• [STATED PROBLEM] Output the records. Match them exactly.

• [THE INPUT]
=======

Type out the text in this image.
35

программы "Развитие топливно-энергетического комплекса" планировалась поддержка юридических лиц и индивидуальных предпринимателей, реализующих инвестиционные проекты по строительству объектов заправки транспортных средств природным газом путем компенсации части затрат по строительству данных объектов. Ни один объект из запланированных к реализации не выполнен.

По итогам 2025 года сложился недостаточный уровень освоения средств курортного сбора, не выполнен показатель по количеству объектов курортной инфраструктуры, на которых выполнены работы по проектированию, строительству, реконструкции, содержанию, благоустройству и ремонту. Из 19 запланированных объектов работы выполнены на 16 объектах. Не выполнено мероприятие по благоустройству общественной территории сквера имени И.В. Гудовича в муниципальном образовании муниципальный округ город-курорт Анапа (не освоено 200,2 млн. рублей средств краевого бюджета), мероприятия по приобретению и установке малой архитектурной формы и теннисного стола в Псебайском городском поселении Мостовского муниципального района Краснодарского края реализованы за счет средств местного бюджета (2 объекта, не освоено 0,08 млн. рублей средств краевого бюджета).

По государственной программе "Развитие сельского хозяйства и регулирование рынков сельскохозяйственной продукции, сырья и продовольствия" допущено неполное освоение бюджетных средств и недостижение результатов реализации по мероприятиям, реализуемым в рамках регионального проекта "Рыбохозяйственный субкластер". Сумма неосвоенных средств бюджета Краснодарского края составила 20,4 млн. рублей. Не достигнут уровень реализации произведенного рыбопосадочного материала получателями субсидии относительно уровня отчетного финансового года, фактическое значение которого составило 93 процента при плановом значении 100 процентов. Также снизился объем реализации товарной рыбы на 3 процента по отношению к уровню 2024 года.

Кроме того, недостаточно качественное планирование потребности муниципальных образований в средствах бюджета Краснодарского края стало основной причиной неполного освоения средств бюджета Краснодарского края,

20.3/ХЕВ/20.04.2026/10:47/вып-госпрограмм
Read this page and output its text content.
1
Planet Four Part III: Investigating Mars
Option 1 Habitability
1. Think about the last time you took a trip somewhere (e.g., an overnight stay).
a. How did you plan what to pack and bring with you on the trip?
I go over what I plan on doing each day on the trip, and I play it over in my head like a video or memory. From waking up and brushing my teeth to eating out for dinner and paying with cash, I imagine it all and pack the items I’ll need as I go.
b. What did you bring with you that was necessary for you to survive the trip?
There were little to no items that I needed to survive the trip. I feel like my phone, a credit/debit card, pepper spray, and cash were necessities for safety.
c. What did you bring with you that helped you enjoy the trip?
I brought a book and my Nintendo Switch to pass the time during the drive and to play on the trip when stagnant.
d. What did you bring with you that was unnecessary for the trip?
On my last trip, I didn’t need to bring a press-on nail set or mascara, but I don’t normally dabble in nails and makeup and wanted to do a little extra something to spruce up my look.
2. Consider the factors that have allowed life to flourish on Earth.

=======

• [CORRECT RESPONSE]
Type out the text in this image.
35

программы "Развитие топливно-энергетического комплекса" планировалась поддержка юридических лиц и индивидуальных предпринимателей, реализующих инвестиционные проекты по строительству объектов заправки транспортных средств природным газом путем компенсации части затрат по строительству данных объектов. Ни один объект из запланированных к реализации не выполнен.

По итогам 2025 года сложился недостаточный уровень освоения средств курортного сбора, не выполнен показатель по количеству объектов курортной инфраструктуры, на которых выполнены работы по проектированию, строительству, реконструкции, содержанию, благоустройству и ремонту. Из 19 запланированных объектов работы выполнены на 16 объектах. Не выполнено мероприятие по благоустройству общественной территории сквера имени И.В. Гудовича в муниципальном образовании муниципальный округ город-курорт Анапа (не освоено 200,2 млн. рублей средств краевого бюджета), мероприятия по приобретению и установке малой архитектурной формы и теннисного стола в Псебайском городском поселении Мостовского муниципального района Краснодарского края реализованы за счет средств местного бюджета (2 объекта, не освоено 0,08 млн. рублей средств краевого бюджета).

По государственной программе "Развитие сельского хозяйства и регулирование рынков сельскохозяйственной продукции, сырья и продовольствия" допущено неполное освоение бюджетных средств и недостижение результатов реализации по мероприятиям, реализуемым в рамках регионального проекта "Рыбохозяйственный субкластер". Сумма неосвоенных средств бюджета Краснодарского края составила 20,4 млн. рублей. Не достигнут уровень реализации произведенного рыбопосадочного материала получателями субсидии относительно уровня отчетного финансового года, фактическое значение которого составило 93 процента при плановом значении 100 процентов. Также снизился объем реализации товарной рыбы на 3 процента по отношению к уровню 2024 года.

Кроме того, недостаточно качественное планирование потребности муниципальных образований в средствах бюджета Краснодарского края стало основной причиной неполного освоения средств бюджета Краснодарского края,

20.3/ХЕВ/20.04.2026/10:47/вып-госпрограмм
Read this page and output its text content.
1
Planet Four Part III: Investigating Mars
Option 1 Habitability
1. Think about the last time you took a trip somewhere (e.g., an overnight stay).
a. How did you plan what to pack and bring with you on the trip?
I go over what I plan on doing each day on the trip, and I play it over in my head like a video or memory. From waking up and brushing my teeth to eating out for dinner and paying with cash, I imagine it all and pack the items I’ll need as I go.
b. What did you bring with you that was necessary for you to survive the trip?
There were little to no items that I needed to survive the trip. I feel like my phone, a credit/debit card, pepper spray, and cash were necessities for safety.
c. What did you bring with you that helped you enjoy the trip?
I brought a book and my Nintendo Switch to pass the time during the drive and to play on the trip when stagnant.
d. What did you bring with you that was unnecessary for the trip?
On my last trip, I didn’t need to bring a press-on nail set or mascara, but I don’t normally dabble in nails and makeup and wanted to do a little extra something to spruce up my look.
2. Consider the factors that have allowed life to flourish on Earth.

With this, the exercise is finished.